Start of Supplied information
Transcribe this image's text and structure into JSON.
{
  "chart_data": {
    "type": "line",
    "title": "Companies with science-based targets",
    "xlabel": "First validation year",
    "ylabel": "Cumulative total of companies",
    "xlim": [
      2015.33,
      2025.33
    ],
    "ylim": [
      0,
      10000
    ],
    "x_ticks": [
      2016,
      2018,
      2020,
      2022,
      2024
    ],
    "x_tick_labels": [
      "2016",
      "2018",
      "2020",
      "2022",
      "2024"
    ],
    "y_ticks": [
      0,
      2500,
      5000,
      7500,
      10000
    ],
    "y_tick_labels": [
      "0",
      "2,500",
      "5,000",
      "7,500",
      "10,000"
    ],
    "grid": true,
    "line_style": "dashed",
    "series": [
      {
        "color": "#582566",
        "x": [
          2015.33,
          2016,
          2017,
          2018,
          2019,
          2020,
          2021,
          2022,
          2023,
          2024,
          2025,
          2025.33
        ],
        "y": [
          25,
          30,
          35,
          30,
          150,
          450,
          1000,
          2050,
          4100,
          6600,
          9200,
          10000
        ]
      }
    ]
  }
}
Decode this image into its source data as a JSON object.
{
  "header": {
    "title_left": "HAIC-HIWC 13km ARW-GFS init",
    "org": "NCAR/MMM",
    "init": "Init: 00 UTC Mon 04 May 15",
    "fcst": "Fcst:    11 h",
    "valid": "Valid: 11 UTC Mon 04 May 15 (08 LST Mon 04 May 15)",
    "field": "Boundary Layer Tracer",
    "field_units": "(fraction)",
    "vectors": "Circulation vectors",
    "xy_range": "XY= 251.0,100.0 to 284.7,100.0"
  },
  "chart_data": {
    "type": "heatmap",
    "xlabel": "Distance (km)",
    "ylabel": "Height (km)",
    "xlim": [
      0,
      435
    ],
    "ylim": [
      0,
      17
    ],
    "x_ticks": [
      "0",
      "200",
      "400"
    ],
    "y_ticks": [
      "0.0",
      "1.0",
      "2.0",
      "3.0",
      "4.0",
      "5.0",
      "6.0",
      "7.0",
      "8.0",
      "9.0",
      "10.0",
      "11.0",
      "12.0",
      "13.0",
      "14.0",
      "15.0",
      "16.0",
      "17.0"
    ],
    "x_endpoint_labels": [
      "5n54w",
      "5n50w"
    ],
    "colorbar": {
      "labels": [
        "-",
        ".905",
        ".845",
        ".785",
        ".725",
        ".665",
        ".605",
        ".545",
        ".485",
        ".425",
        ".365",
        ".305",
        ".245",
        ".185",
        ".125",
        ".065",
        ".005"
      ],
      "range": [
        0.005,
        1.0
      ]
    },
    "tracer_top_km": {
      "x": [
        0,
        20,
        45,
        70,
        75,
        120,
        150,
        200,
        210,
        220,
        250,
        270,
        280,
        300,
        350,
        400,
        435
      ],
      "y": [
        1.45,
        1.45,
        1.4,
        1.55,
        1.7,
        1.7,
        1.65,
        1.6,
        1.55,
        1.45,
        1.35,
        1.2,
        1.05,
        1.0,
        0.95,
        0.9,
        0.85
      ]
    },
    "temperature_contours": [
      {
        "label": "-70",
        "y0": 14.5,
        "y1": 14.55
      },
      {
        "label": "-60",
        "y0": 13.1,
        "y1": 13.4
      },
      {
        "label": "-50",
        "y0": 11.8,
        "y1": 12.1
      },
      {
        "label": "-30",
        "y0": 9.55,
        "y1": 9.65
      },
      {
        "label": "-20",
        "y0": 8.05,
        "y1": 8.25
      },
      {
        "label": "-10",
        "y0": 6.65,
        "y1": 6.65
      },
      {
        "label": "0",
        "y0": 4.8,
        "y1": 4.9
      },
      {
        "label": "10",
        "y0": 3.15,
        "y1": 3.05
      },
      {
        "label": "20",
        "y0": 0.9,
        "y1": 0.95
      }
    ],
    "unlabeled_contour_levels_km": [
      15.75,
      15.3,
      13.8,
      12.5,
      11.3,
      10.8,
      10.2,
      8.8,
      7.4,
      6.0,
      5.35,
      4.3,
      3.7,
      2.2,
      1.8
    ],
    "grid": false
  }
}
End of Supplied information
Within the records above, how many lines include the word "ylabel"? State the number by itself.

2